WHAT THE EXERCISE ASKS:
Output every line of the records below verbatim, with nothing changed or left out.

Region boundary data:
▬▬▬▬▬▬

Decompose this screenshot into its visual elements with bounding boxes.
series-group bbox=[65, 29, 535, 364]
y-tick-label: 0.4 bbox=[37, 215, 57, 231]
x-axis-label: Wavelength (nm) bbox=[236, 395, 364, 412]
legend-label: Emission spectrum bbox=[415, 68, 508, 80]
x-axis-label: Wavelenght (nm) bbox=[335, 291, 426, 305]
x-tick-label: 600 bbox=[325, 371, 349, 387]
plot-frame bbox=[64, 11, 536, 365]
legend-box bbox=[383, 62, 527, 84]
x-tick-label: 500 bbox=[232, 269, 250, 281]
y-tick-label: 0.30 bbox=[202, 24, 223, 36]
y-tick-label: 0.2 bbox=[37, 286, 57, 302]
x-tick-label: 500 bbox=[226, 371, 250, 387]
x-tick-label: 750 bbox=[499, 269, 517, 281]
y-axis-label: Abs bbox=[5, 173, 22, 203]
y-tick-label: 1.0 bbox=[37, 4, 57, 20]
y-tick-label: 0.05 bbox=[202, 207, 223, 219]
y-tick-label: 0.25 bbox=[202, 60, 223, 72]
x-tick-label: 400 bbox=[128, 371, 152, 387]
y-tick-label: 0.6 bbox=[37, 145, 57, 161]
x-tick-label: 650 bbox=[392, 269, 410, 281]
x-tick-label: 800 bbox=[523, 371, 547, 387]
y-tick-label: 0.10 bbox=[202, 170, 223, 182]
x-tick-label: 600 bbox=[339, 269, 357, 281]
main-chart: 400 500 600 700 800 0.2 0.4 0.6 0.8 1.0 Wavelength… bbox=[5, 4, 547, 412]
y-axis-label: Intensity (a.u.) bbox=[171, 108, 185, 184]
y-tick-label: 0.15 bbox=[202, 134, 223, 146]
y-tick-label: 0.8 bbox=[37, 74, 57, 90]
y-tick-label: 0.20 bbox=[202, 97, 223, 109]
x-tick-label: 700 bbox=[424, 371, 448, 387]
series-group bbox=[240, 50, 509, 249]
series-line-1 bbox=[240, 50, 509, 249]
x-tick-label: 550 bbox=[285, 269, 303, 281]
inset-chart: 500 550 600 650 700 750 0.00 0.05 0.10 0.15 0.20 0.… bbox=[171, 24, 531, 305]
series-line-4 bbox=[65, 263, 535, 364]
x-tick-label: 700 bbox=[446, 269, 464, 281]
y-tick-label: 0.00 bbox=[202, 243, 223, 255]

▬▬▬▬▬▬

RESPONSE:
Decompose this screenshot into its visual elements with bounding boxes.
series-group bbox=[65, 29, 535, 364]
y-tick-label: 0.4 bbox=[37, 215, 57, 231]
x-axis-label: Wavelength (nm) bbox=[236, 395, 364, 412]
legend-label: Emission spectrum bbox=[415, 68, 508, 80]
x-axis-label: Wavelenght (nm) bbox=[335, 291, 426, 305]
x-tick-label: 600 bbox=[325, 371, 349, 387]
plot-frame bbox=[64, 11, 536, 365]
legend-box bbox=[383, 62, 527, 84]
x-tick-label: 500 bbox=[232, 269, 250, 281]
y-tick-label: 0.30 bbox=[202, 24, 223, 36]
y-tick-label: 0.2 bbox=[37, 286, 57, 302]
x-tick-label: 500 bbox=[226, 371, 250, 387]
x-tick-label: 750 bbox=[499, 269, 517, 281]
y-axis-label: Abs bbox=[5, 173, 22, 203]
y-tick-label: 1.0 bbox=[37, 4, 57, 20]
y-tick-label: 0.05 bbox=[202, 207, 223, 219]
y-tick-label: 0.25 bbox=[202, 60, 223, 72]
x-tick-label: 400 bbox=[128, 371, 152, 387]
y-tick-label: 0.6 bbox=[37, 145, 57, 161]
x-tick-label: 650 bbox=[392, 269, 410, 281]
x-tick-label: 800 bbox=[523, 371, 547, 387]
y-tick-label: 0.10 bbox=[202, 170, 223, 182]
x-tick-label: 600 bbox=[339, 269, 357, 281]
main-chart: 400 500 600 700 800 0.2 0.4 0.6 0.8 1.0 Wavelength… bbox=[5, 4, 547, 412]
y-axis-label: Intensity (a.u.) bbox=[171, 108, 185, 184]
y-tick-label: 0.15 bbox=[202, 134, 223, 146]
y-tick-label: 0.8 bbox=[37, 74, 57, 90]
y-tick-label: 0.20 bbox=[202, 97, 223, 109]
x-tick-label: 700 bbox=[424, 371, 448, 387]
series-group bbox=[240, 50, 509, 249]
series-line-1 bbox=[240, 50, 509, 249]
x-tick-label: 550 bbox=[285, 269, 303, 281]
inset-chart: 500 550 600 650 700 750 0.00 0.05 0.10 0.15 0.20 0.… bbox=[171, 24, 531, 305]
series-line-4 bbox=[65, 263, 535, 364]
x-tick-label: 700 bbox=[446, 269, 464, 281]
y-tick-label: 0.00 bbox=[202, 243, 223, 255]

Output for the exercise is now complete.